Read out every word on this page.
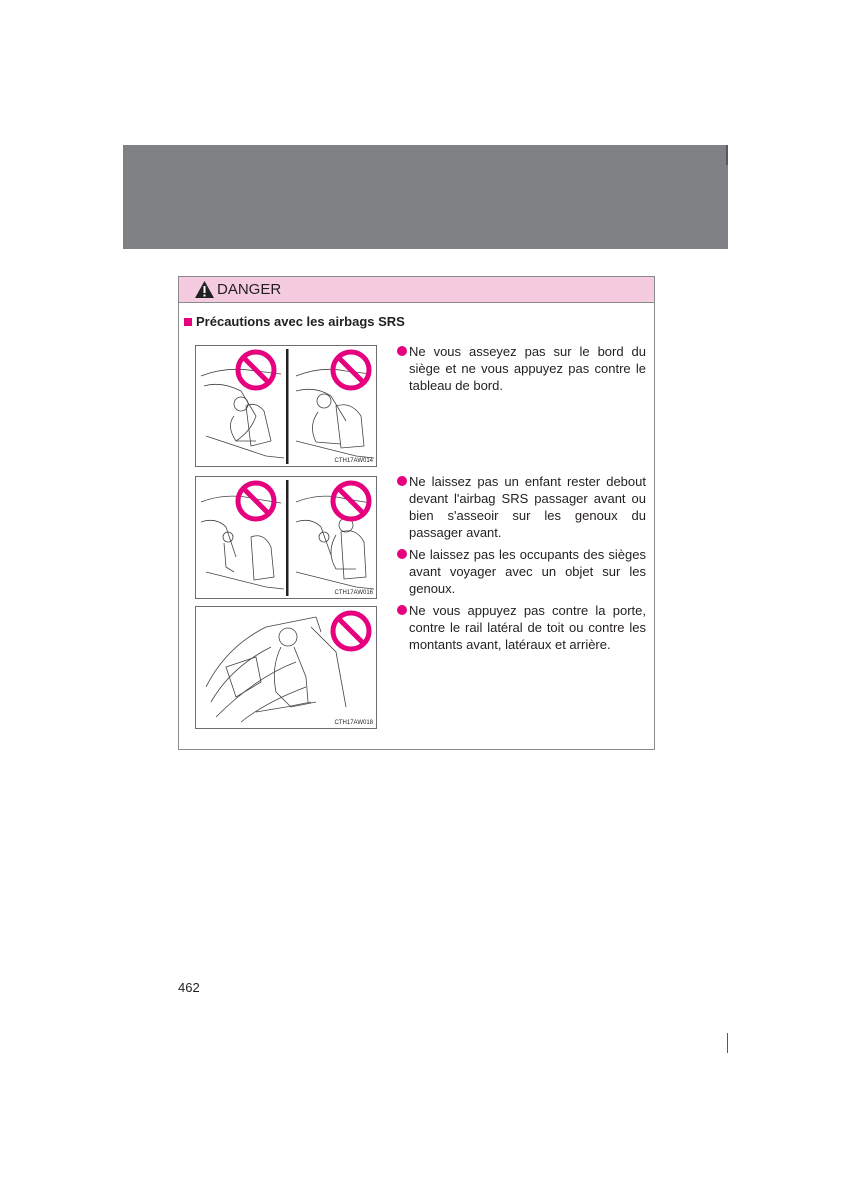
DANGER
Précautions avec les airbags SRS
CTH17AW014
CTH17AW016
CTH17AW018
Ne vous asseyez pas sur le bord du siège et ne vous appuyez pas contre le tableau de bord.
Ne laissez pas un enfant rester debout devant l'airbag SRS passager avant ou bien s'asseoir sur les genoux du passager avant.
Ne laissez pas les occupants des sièges avant voyager avec un objet sur les genoux.
Ne vous appuyez pas contre la porte, contre le rail latéral de toit ou contre les montants avant, latéraux et arrière.
462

**YOUR OBJECTIVE:** Take the listing above and restate it word for word, without its pictures.

**SOLVED PROBLEM:**
Read out every word on this page.
DANGER
Précautions avec les airbags SRS
CTH17AW014
CTH17AW016
CTH17AW018
Ne vous asseyez pas sur le bord du siège et ne vous appuyez pas contre le tableau de bord.
Ne laissez pas un enfant rester debout devant l'airbag SRS passager avant ou bien s'asseoir sur les genoux du passager avant.
Ne laissez pas les occupants des sièges avant voyager avec un objet sur les genoux.
Ne vous appuyez pas contre la porte, contre le rail latéral de toit ou contre les montants avant, latéraux et arrière.
462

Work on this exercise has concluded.